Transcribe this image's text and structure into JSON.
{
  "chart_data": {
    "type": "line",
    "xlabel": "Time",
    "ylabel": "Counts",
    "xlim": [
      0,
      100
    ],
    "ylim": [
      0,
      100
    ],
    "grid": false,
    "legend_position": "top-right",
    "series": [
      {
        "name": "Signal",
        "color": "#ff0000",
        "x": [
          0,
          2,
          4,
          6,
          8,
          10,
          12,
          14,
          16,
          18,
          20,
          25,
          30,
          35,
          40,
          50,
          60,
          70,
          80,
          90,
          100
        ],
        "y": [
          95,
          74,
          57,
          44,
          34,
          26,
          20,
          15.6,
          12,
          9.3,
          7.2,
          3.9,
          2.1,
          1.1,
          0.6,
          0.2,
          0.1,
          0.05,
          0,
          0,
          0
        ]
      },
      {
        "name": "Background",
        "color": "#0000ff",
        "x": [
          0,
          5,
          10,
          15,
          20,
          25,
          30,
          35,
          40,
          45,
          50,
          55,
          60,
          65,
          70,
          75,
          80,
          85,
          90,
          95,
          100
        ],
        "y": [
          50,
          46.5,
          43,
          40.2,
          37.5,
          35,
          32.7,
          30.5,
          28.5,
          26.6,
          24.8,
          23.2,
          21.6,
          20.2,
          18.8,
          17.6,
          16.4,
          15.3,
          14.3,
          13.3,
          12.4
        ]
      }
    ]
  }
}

Aim of the exercise →
Quote each line above in full, word for word.

The answer →
Transcribe this image's text and structure into JSON.
{
  "chart_data": {
    "type": "line",
    "xlabel": "Time",
    "ylabel": "Counts",
    "xlim": [
      0,
      100
    ],
    "ylim": [
      0,
      100
    ],
    "grid": false,
    "legend_position": "top-right",
    "series": [
      {
        "name": "Signal",
        "color": "#ff0000",
        "x": [
          0,
          2,
          4,
          6,
          8,
          10,
          12,
          14,
          16,
          18,
          20,
          25,
          30,
          35,
          40,
          50,
          60,
          70,
          80,
          90,
          100
        ],
        "y": [
          95,
          74,
          57,
          44,
          34,
          26,
          20,
          15.6,
          12,
          9.3,
          7.2,
          3.9,
          2.1,
          1.1,
          0.6,
          0.2,
          0.1,
          0.05,
          0,
          0,
          0
        ]
      },
      {
        "name": "Background",
        "color": "#0000ff",
        "x": [
          0,
          5,
          10,
          15,
          20,
          25,
          30,
          35,
          40,
          45,
          50,
          55,
          60,
          65,
          70,
          75,
          80,
          85,
          90,
          95,
          100
        ],
        "y": [
          50,
          46.5,
          43,
          40.2,
          37.5,
          35,
          32.7,
          30.5,
          28.5,
          26.6,
          24.8,
          23.2,
          21.6,
          20.2,
          18.8,
          17.6,
          16.4,
          15.3,
          14.3,
          13.3,
          12.4
        ]
      }
    ]
  }
}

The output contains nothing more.